■ Text to read ■
Initial Equity Awards: On your Start Date, Vacasa, Inc. will grant you an award of Vacasa, Inc. restricted stock units (“RSUs”) and an award of Vacasa, Inc. performance-stock units (“PSUs”) in respect of shares of Vacasa, Inc. Class A common stock (“Common Stock”), each under the Vacasa, Inc. 2021 Incentive Award Plan (the “Plan”). The number of RSUs and PSUs underlying each award will be determined by dividing $6,250,000 by the trailing average closing trading price of a share of Vacasa, Inc. Class A common stock over the 25 consecutive trading days ending on and including August 18, 2022.
The RSU award will vest as to 25% of the total RSUs on the first anniversary of the grant date, and as to 1/16th of the total RSUs on each quarterly anniversary thereafter, subject to your continued service to the Company through the applicable vesting date. Once granted, the RSU award will be subject to the terms of the Plan and an RSU award agreement substantially in the form most recently approved by the Board or its compensation committee, which terms will supersede the description of the award in this letter agreement.
The PSU award will be subject to the terms of the Plan, and the vesting and other terms set forth in the PSU award agreement attached hereto as Exhibit B.
Refresh Equity Awards: Subject to your continued employment with the Company, commencing in 2023, you will be eligible to participate in Vacasa, Inc.’s annual refresh equity award program. Any such refresh awards will consist of an award of RSUs and an award of PSUs under Vacasa, Inc.’s then-current equity incentive plan. Unless a higher grant value is determined in the discretion of the Board or its compensation committee at the time of grant, assuming that the Board or its compensation committee sets a four-year time-vesting schedule for a refresh award, the number of RSUs and PSUs underlying each refresh award will be determined by dividing $1,500,000 for each of the RSU and the PSU refresh awards by the trailing average closing trading price of a share of Vacasa, Inc. Class A common stock over the 20 consecutive trading days ending with the trading day immediately preceding the grant date. If less than a four-year time-vesting schedule applies to a refresh award, then the $1,500,000 value of the award shall be proportionately adjusted (e.g., for a three year time-vesting schedule, the value of the award would be $1,125,000). Each refresh RSU award shall vest on a quarterly basis over a period no longer than four years (with an equal number of RSUs included in such award eligible to vest on each such quarterly vesting date), subject to your continued service with the Company through the applicable vesting date unless otherwise provided in the applicable award agreement. Each refresh PSU award shall have performance metrics and other terms that are consistent with the refresh PSU awards granted to the Company’s other senior executives for the applicable year, as determined by the Board or its compensation committee. Once granted, each refresh award will be subject to the terms of Vacasa, Inc.’s then-current equity incentive plan and an award agreement evidencing the award.

■ Given exercise 1 ■
Answer these questions from the equity award terms:
(a) What dollar amount is divided by the average share price to set the number of units in the initial awards?
(b) Over how many consecutive trading days is the average closing price calculated for a refresh award?
(c) What percentage of the total RSUs in the initial award vests on the first anniversary of the grant date?
■ Given exercise 2 ■
List every term that the equity award terms define by placing it in quotation marks within parentheses.
The lines after this point have no connection to the equity award terms.

■ Data provided ■

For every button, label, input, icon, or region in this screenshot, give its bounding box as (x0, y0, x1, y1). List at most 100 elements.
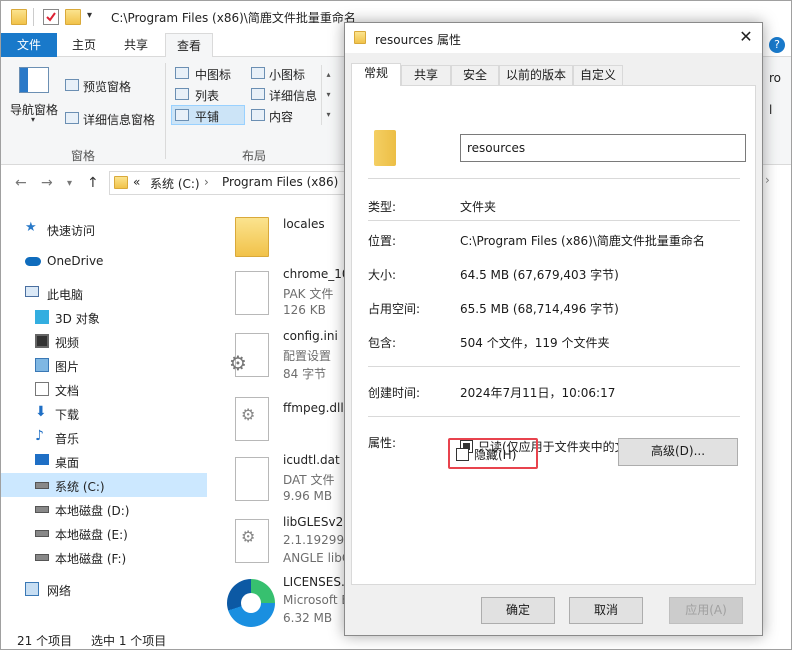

■ Solution 1 ■
(a) $6,250,000
(b) 20 consecutive trading days
(c) 25%

■ Solution 2 ■
- "RSUs" (restricted stock units)
- "PSUs" (performance-stock units)
- "Common Stock" (Vacasa, Inc. Class A common stock)
- "Plan" (the Vacasa, Inc. 2021 Incentive Award Plan)